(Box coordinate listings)
·····
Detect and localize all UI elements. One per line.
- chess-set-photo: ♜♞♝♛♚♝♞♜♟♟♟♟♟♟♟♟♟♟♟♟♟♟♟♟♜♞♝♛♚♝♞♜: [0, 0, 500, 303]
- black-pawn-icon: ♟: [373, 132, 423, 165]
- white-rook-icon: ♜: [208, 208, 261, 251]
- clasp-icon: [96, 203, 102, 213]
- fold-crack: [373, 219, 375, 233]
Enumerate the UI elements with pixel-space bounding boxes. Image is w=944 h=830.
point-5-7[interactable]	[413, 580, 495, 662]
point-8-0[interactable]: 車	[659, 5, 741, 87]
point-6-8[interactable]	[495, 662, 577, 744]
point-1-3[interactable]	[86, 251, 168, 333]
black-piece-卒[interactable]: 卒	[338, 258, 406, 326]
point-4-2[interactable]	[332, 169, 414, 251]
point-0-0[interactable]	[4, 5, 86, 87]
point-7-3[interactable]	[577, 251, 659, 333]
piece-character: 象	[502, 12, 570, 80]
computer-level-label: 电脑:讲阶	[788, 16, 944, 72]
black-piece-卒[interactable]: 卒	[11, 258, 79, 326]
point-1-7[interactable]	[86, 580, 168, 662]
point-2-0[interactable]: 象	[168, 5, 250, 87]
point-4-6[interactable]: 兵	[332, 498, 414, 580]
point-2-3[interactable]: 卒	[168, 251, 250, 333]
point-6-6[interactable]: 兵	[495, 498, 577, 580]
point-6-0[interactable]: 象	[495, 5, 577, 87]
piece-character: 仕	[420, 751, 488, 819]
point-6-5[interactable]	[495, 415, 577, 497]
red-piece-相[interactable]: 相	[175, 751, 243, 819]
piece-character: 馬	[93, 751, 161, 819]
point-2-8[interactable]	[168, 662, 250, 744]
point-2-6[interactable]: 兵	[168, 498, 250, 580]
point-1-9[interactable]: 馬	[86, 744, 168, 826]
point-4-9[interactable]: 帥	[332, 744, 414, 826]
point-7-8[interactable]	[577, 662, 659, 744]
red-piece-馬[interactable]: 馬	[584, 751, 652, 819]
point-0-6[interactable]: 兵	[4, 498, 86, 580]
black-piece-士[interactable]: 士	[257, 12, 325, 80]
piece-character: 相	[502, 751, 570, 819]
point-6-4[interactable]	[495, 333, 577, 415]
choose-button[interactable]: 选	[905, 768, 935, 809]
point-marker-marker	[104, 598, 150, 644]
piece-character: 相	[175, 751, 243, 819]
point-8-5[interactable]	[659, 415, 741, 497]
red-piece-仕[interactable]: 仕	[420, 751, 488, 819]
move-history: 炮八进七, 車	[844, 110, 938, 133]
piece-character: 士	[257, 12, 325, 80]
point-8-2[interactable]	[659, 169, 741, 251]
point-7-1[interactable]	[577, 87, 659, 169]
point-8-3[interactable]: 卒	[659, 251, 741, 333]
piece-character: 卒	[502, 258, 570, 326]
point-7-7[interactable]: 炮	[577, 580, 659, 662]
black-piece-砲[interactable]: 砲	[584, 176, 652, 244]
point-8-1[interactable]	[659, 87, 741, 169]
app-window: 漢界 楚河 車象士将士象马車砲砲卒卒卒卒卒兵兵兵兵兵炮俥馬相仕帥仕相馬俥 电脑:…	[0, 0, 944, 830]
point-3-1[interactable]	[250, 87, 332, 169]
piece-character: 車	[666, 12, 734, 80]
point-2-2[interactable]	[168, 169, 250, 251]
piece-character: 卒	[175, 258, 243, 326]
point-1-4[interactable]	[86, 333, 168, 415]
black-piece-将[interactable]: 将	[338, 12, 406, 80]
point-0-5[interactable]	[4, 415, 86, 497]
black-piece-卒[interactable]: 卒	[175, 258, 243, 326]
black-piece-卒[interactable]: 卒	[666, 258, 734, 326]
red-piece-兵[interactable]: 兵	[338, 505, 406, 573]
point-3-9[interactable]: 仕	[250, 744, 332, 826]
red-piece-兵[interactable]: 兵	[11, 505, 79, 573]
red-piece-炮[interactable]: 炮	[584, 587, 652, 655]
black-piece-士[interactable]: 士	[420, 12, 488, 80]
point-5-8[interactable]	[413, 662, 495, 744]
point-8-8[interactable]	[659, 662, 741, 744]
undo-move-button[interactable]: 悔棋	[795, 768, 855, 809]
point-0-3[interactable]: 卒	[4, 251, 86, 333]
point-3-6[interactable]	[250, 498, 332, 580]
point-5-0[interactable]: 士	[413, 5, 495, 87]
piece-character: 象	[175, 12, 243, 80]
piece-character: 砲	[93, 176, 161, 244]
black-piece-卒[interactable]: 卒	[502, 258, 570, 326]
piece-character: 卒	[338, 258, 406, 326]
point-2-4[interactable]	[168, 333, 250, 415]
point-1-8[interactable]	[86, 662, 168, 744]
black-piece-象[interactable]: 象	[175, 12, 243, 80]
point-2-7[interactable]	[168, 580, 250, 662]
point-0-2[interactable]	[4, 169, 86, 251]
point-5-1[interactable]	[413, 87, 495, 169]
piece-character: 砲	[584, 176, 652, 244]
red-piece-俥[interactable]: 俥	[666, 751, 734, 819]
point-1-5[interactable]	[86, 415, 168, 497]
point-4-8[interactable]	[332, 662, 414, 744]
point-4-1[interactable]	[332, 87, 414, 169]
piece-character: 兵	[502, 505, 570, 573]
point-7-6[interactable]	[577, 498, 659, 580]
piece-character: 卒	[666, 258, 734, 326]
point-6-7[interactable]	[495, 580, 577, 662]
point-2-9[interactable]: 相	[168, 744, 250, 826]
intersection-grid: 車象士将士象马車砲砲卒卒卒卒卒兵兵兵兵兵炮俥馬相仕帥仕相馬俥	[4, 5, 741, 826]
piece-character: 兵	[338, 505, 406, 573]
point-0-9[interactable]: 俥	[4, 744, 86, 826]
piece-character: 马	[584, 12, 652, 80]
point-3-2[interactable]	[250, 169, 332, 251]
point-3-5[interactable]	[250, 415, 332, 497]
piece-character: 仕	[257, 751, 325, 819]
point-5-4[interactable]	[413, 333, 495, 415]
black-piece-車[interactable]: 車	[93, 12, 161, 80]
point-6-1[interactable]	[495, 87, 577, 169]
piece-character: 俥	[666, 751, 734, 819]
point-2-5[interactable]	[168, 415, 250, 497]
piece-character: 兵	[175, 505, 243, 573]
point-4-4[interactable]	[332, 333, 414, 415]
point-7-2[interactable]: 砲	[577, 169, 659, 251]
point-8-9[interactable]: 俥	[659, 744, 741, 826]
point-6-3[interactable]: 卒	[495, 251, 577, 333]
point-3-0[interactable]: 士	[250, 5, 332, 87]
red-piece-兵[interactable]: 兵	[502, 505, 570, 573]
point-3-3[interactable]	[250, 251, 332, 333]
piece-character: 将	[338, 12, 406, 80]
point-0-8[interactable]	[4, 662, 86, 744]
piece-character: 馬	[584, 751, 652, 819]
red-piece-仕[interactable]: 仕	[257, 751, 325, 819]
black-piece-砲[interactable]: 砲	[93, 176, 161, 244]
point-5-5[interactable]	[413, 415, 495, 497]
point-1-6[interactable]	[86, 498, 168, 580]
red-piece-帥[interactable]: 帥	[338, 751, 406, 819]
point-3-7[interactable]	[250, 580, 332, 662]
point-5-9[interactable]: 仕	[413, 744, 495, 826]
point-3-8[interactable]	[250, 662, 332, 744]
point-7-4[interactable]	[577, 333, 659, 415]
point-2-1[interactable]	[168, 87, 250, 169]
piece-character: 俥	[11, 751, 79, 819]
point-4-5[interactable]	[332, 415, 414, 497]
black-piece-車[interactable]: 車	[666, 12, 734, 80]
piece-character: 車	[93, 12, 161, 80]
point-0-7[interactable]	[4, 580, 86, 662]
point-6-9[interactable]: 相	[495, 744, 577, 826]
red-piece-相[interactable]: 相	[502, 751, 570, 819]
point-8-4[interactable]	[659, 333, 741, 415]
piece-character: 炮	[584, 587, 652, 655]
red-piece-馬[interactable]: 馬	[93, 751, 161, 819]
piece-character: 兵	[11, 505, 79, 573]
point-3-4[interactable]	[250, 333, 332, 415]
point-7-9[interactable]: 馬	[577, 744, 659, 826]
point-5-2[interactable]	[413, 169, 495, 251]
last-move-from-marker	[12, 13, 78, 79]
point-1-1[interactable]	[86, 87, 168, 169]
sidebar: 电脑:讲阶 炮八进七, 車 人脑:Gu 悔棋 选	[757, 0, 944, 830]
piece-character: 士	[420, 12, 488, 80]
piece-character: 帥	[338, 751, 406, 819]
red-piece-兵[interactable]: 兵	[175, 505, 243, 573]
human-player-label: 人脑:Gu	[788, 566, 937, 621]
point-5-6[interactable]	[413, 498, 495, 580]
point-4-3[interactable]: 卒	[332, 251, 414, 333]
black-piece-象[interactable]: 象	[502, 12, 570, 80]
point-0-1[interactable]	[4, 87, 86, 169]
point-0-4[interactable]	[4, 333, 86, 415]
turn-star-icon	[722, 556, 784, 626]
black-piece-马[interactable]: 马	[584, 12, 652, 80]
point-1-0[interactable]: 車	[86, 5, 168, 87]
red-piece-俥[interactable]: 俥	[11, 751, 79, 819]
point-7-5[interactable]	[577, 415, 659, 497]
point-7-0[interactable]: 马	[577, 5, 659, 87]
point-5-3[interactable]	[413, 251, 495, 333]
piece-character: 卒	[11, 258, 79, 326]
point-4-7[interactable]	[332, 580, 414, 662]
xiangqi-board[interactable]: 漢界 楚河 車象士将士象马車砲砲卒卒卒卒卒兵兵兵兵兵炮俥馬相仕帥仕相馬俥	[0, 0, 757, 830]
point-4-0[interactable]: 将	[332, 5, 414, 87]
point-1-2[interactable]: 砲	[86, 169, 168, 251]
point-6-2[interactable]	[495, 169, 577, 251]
·····
** Work to complete **
Begin at the first of the rows above and stop after the line that has "251, 168, 333]", switching every "interactable" to "clickable" and leaving everything else unchanged.

** Complete response **
Detect and localize all UI elements. One per line.
- chess-set-photo: ♜♞♝♛♚♝♞♜♟♟♟♟♟♟♟♟♟♟♟♟♟♟♟♟♜♞♝♛♚♝♞♜: [0, 0, 500, 303]
- black-pawn-icon: ♟: [373, 132, 423, 165]
- white-rook-icon: ♜: [208, 208, 261, 251]
- clasp-icon: [96, 203, 102, 213]
- fold-crack: [373, 219, 375, 233]
Enumerate the UI elements with pixel-space bounding boxes. Image is w=944 h=830.
point-5-7[clickable]	[413, 580, 495, 662]
point-8-0[clickable]: 車	[659, 5, 741, 87]
point-6-8[clickable]	[495, 662, 577, 744]
point-1-3[clickable]	[86, 251, 168, 333]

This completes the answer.